- Data rows -
______
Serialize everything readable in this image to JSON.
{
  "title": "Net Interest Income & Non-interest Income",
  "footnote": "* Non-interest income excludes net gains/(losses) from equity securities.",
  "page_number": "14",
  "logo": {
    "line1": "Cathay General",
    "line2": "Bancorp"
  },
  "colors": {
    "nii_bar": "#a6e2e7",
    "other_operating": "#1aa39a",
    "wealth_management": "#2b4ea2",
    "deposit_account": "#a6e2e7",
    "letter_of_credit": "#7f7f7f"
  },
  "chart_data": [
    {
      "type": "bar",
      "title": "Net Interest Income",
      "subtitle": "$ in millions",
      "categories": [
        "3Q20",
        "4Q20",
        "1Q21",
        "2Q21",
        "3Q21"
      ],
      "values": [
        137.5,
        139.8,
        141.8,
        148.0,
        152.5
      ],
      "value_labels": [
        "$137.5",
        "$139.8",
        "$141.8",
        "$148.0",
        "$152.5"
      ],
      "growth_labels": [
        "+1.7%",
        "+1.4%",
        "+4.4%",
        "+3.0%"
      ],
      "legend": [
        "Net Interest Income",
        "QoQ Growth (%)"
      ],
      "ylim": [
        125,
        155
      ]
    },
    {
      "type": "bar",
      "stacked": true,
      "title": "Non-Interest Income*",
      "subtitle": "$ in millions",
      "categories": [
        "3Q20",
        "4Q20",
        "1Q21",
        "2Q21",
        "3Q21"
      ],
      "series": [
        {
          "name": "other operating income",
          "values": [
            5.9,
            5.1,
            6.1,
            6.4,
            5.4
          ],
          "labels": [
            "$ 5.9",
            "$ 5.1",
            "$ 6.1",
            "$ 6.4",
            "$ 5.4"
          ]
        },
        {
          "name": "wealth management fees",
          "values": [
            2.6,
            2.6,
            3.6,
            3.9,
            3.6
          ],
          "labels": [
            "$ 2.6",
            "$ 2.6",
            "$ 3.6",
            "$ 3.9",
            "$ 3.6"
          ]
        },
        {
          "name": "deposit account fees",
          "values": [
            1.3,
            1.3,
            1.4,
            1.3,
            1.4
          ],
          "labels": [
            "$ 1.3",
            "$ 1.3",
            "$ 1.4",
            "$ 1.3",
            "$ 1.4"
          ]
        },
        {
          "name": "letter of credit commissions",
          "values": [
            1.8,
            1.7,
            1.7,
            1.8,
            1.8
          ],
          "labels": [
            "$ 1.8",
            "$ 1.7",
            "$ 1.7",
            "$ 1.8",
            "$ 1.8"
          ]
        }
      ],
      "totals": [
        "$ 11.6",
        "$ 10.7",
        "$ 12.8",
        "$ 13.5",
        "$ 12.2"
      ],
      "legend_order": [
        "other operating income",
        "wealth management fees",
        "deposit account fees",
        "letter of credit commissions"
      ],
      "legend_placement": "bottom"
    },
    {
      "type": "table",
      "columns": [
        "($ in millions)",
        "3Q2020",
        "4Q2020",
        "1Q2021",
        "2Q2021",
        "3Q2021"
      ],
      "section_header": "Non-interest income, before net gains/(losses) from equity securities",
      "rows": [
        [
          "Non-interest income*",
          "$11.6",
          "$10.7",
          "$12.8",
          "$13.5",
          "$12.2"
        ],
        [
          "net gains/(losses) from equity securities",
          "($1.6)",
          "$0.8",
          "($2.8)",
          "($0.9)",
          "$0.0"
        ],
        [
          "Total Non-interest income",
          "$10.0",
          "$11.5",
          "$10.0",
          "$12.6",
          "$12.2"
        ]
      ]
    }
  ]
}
______
Every entry should be printed again exactly as written.

- In response -
Serialize everything readable in this image to JSON.
{
  "title": "Net Interest Income & Non-interest Income",
  "footnote": "* Non-interest income excludes net gains/(losses) from equity securities.",
  "page_number": "14",
  "logo": {
    "line1": "Cathay General",
    "line2": "Bancorp"
  },
  "colors": {
    "nii_bar": "#a6e2e7",
    "other_operating": "#1aa39a",
    "wealth_management": "#2b4ea2",
    "deposit_account": "#a6e2e7",
    "letter_of_credit": "#7f7f7f"
  },
  "chart_data": [
    {
      "type": "bar",
      "title": "Net Interest Income",
      "subtitle": "$ in millions",
      "categories": [
        "3Q20",
        "4Q20",
        "1Q21",
        "2Q21",
        "3Q21"
      ],
      "values": [
        137.5,
        139.8,
        141.8,
        148.0,
        152.5
      ],
      "value_labels": [
        "$137.5",
        "$139.8",
        "$141.8",
        "$148.0",
        "$152.5"
      ],
      "growth_labels": [
        "+1.7%",
        "+1.4%",
        "+4.4%",
        "+3.0%"
      ],
      "legend": [
        "Net Interest Income",
        "QoQ Growth (%)"
      ],
      "ylim": [
        125,
        155
      ]
    },
    {
      "type": "bar",
      "stacked": true,
      "title": "Non-Interest Income*",
      "subtitle": "$ in millions",
      "categories": [
        "3Q20",
        "4Q20",
        "1Q21",
        "2Q21",
        "3Q21"
      ],
      "series": [
        {
          "name": "other operating income",
          "values": [
            5.9,
            5.1,
            6.1,
            6.4,
            5.4
          ],
          "labels": [
            "$ 5.9",
            "$ 5.1",
            "$ 6.1",
            "$ 6.4",
            "$ 5.4"
          ]
        },
        {
          "name": "wealth management fees",
          "values": [
            2.6,
            2.6,
            3.6,
            3.9,
            3.6
          ],
          "labels": [
            "$ 2.6",
            "$ 2.6",
            "$ 3.6",
            "$ 3.9",
            "$ 3.6"
          ]
        },
        {
          "name": "deposit account fees",
          "values": [
            1.3,
            1.3,
            1.4,
            1.3,
            1.4
          ],
          "labels": [
            "$ 1.3",
            "$ 1.3",
            "$ 1.4",
            "$ 1.3",
            "$ 1.4"
          ]
        },
        {
          "name": "letter of credit commissions",
          "values": [
            1.8,
            1.7,
            1.7,
            1.8,
            1.8
          ],
          "labels": [
            "$ 1.8",
            "$ 1.7",
            "$ 1.7",
            "$ 1.8",
            "$ 1.8"
          ]
        }
      ],
      "totals": [
        "$ 11.6",
        "$ 10.7",
        "$ 12.8",
        "$ 13.5",
        "$ 12.2"
      ],
      "legend_order": [
        "other operating income",
        "wealth management fees",
        "deposit account fees",
        "letter of credit commissions"
      ],
      "legend_placement": "bottom"
    },
    {
      "type": "table",
      "columns": [
        "($ in millions)",
        "3Q2020",
        "4Q2020",
        "1Q2021",
        "2Q2021",
        "3Q2021"
      ],
      "section_header": "Non-interest income, before net gains/(losses) from equity securities",
      "rows": [
        [
          "Non-interest income*",
          "$11.6",
          "$10.7",
          "$12.8",
          "$13.5",
          "$12.2"
        ],
        [
          "net gains/(losses) from equity securities",
          "($1.6)",
          "$0.8",
          "($2.8)",
          "($0.9)",
          "$0.0"
        ],
        [
          "Total Non-interest income",
          "$10.0",
          "$11.5",
          "$10.0",
          "$12.6",
          "$12.2"
        ]
      ]
    }
  ]
}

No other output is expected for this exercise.